* [Task goal] Print every entry exactly as written.
** Begin **
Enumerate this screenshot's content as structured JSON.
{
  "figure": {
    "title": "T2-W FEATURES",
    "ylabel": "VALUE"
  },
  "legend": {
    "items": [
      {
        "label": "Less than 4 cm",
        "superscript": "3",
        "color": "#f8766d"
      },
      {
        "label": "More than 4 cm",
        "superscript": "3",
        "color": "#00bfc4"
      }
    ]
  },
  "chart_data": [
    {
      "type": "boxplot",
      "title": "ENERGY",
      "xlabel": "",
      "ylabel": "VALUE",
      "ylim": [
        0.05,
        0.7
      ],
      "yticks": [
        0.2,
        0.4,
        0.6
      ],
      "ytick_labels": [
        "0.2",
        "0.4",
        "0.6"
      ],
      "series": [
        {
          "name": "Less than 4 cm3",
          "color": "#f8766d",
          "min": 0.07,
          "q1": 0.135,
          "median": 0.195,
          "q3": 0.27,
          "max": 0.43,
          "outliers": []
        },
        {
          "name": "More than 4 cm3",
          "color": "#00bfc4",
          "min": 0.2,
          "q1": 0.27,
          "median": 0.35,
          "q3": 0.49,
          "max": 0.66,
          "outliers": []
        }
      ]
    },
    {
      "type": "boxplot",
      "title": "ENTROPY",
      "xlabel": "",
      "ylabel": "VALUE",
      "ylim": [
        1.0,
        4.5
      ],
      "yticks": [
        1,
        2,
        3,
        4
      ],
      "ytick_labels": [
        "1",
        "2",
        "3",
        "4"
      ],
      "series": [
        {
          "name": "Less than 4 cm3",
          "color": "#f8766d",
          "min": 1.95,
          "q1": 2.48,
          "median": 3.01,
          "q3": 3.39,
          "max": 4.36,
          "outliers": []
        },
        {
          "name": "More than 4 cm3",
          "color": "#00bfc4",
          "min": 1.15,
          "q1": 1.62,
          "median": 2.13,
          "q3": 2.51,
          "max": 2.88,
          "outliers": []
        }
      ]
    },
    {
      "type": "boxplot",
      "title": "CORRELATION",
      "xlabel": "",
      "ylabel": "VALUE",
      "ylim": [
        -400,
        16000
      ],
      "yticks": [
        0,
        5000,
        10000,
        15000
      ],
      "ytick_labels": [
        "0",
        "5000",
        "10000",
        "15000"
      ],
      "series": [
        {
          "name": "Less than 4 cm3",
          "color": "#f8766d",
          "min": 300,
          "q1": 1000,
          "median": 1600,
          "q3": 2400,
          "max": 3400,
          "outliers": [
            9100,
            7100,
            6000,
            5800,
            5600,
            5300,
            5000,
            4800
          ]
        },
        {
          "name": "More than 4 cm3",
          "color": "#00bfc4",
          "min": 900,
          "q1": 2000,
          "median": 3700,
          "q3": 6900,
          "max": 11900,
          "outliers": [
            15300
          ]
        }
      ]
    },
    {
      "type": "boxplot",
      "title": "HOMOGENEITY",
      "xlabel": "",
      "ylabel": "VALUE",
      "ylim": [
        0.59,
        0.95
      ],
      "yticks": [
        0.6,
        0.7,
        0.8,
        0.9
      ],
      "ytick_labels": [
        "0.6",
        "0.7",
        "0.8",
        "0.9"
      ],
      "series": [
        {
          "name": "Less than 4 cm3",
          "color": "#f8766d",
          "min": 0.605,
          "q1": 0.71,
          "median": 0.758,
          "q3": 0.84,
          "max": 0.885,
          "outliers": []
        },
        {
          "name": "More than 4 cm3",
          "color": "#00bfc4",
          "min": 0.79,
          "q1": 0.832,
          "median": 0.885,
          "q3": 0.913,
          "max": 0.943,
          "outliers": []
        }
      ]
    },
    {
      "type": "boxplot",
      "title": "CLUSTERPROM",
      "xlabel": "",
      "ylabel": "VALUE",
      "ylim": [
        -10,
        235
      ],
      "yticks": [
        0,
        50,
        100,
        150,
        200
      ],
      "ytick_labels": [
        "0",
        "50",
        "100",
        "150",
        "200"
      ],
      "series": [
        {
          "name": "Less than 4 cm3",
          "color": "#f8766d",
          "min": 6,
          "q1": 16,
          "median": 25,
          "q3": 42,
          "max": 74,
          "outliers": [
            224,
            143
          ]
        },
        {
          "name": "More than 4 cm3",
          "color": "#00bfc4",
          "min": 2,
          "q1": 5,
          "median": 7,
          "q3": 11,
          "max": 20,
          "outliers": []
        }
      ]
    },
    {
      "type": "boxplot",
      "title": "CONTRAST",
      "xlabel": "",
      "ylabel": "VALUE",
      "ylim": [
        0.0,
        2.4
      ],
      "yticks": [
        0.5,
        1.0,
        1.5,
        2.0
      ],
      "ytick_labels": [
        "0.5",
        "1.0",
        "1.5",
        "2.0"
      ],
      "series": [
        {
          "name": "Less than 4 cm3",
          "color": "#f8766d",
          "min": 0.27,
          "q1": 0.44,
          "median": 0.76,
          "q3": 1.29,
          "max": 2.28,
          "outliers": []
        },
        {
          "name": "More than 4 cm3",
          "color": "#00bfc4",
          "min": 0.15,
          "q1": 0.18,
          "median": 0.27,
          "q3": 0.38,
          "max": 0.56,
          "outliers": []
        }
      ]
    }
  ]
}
** End **
* [Task result]
Enumerate this screenshot's content as structured JSON.
{
  "figure": {
    "title": "T2-W FEATURES",
    "ylabel": "VALUE"
  },
  "legend": {
    "items": [
      {
        "label": "Less than 4 cm",
        "superscript": "3",
        "color": "#f8766d"
      },
      {
        "label": "More than 4 cm",
        "superscript": "3",
        "color": "#00bfc4"
      }
    ]
  },
  "chart_data": [
    {
      "type": "boxplot",
      "title": "ENERGY",
      "xlabel": "",
      "ylabel": "VALUE",
      "ylim": [
        0.05,
        0.7
      ],
      "yticks": [
        0.2,
        0.4,
        0.6
      ],
      "ytick_labels": [
        "0.2",
        "0.4",
        "0.6"
      ],
      "series": [
        {
          "name": "Less than 4 cm3",
          "color": "#f8766d",
          "min": 0.07,
          "q1": 0.135,
          "median": 0.195,
          "q3": 0.27,
          "max": 0.43,
          "outliers": []
        },
        {
          "name": "More than 4 cm3",
          "color": "#00bfc4",
          "min": 0.2,
          "q1": 0.27,
          "median": 0.35,
          "q3": 0.49,
          "max": 0.66,
          "outliers": []
        }
      ]
    },
    {
      "type": "boxplot",
      "title": "ENTROPY",
      "xlabel": "",
      "ylabel": "VALUE",
      "ylim": [
        1.0,
        4.5
      ],
      "yticks": [
        1,
        2,
        3,
        4
      ],
      "ytick_labels": [
        "1",
        "2",
        "3",
        "4"
      ],
      "series": [
        {
          "name": "Less than 4 cm3",
          "color": "#f8766d",
          "min": 1.95,
          "q1": 2.48,
          "median": 3.01,
          "q3": 3.39,
          "max": 4.36,
          "outliers": []
        },
        {
          "name": "More than 4 cm3",
          "color": "#00bfc4",
          "min": 1.15,
          "q1": 1.62,
          "median": 2.13,
          "q3": 2.51,
          "max": 2.88,
          "outliers": []
        }
      ]
    },
    {
      "type": "boxplot",
      "title": "CORRELATION",
      "xlabel": "",
      "ylabel": "VALUE",
      "ylim": [
        -400,
        16000
      ],
      "yticks": [
        0,
        5000,
        10000,
        15000
      ],
      "ytick_labels": [
        "0",
        "5000",
        "10000",
        "15000"
      ],
      "series": [
        {
          "name": "Less than 4 cm3",
          "color": "#f8766d",
          "min": 300,
          "q1": 1000,
          "median": 1600,
          "q3": 2400,
          "max": 3400,
          "outliers": [
            9100,
            7100,
            6000,
            5800,
            5600,
            5300,
            5000,
            4800
          ]
        },
        {
          "name": "More than 4 cm3",
          "color": "#00bfc4",
          "min": 900,
          "q1": 2000,
          "median": 3700,
          "q3": 6900,
          "max": 11900,
          "outliers": [
            15300
          ]
        }
      ]
    },
    {
      "type": "boxplot",
      "title": "HOMOGENEITY",
      "xlabel": "",
      "ylabel": "VALUE",
      "ylim": [
        0.59,
        0.95
      ],
      "yticks": [
        0.6,
        0.7,
        0.8,
        0.9
      ],
      "ytick_labels": [
        "0.6",
        "0.7",
        "0.8",
        "0.9"
      ],
      "series": [
        {
          "name": "Less than 4 cm3",
          "color": "#f8766d",
          "min": 0.605,
          "q1": 0.71,
          "median": 0.758,
          "q3": 0.84,
          "max": 0.885,
          "outliers": []
        },
        {
          "name": "More than 4 cm3",
          "color": "#00bfc4",
          "min": 0.79,
          "q1": 0.832,
          "median": 0.885,
          "q3": 0.913,
          "max": 0.943,
          "outliers": []
        }
      ]
    },
    {
      "type": "boxplot",
      "title": "CLUSTERPROM",
      "xlabel": "",
      "ylabel": "VALUE",
      "ylim": [
        -10,
        235
      ],
      "yticks": [
        0,
        50,
        100,
        150,
        200
      ],
      "ytick_labels": [
        "0",
        "50",
        "100",
        "150",
        "200"
      ],
      "series": [
        {
          "name": "Less than 4 cm3",
          "color": "#f8766d",
          "min": 6,
          "q1": 16,
          "median": 25,
          "q3": 42,
          "max": 74,
          "outliers": [
            224,
            143
          ]
        },
        {
          "name": "More than 4 cm3",
          "color": "#00bfc4",
          "min": 2,
          "q1": 5,
          "median": 7,
          "q3": 11,
          "max": 20,
          "outliers": []
        }
      ]
    },
    {
      "type": "boxplot",
      "title": "CONTRAST",
      "xlabel": "",
      "ylabel": "VALUE",
      "ylim": [
        0.0,
        2.4
      ],
      "yticks": [
        0.5,
        1.0,
        1.5,
        2.0
      ],
      "ytick_labels": [
        "0.5",
        "1.0",
        "1.5",
        "2.0"
      ],
      "series": [
        {
          "name": "Less than 4 cm3",
          "color": "#f8766d",
          "min": 0.27,
          "q1": 0.44,
          "median": 0.76,
          "q3": 1.29,
          "max": 2.28,
          "outliers": []
        },
        {
          "name": "More than 4 cm3",
          "color": "#00bfc4",
          "min": 0.15,
          "q1": 0.18,
          "median": 0.27,
          "q3": 0.38,
          "max": 0.56,
          "outliers": []
        }
      ]
    }
  ]
}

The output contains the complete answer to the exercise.